# Extracted material start

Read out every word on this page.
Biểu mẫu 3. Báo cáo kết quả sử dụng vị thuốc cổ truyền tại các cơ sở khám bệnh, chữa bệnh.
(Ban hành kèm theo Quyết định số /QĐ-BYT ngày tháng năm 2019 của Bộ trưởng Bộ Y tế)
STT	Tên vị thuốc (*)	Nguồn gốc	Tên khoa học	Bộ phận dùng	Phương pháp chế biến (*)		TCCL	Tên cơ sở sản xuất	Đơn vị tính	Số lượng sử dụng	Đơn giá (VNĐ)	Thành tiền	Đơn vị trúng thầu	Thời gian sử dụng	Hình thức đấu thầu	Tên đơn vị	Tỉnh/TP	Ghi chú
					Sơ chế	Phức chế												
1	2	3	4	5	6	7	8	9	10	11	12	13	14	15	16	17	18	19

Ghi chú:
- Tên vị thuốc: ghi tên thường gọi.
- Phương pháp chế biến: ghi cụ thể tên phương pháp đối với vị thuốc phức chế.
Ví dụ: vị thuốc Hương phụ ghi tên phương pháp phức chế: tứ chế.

# Extracted material end

Exercise prompt → Keep only the lines that hold the string "dụng", and copy them out.

Full answer →
Biểu mẫu 3. Báo cáo kết quả sử dụng vị thuốc cổ truyền tại các cơ sở khám bệnh, chữa bệnh.
STT	Tên vị thuốc (*)	Nguồn gốc	Tên khoa học	Bộ phận dùng	Phương pháp chế biến (*)		TCCL	Tên cơ sở sản xuất	Đơn vị tính	Số lượng sử dụng	Đơn giá (VNĐ)	Thành tiền	Đơn vị trúng thầu	Thời gian sử dụng	Hình thức đấu thầu	Tên đơn vị	Tỉnh/TP	Ghi chú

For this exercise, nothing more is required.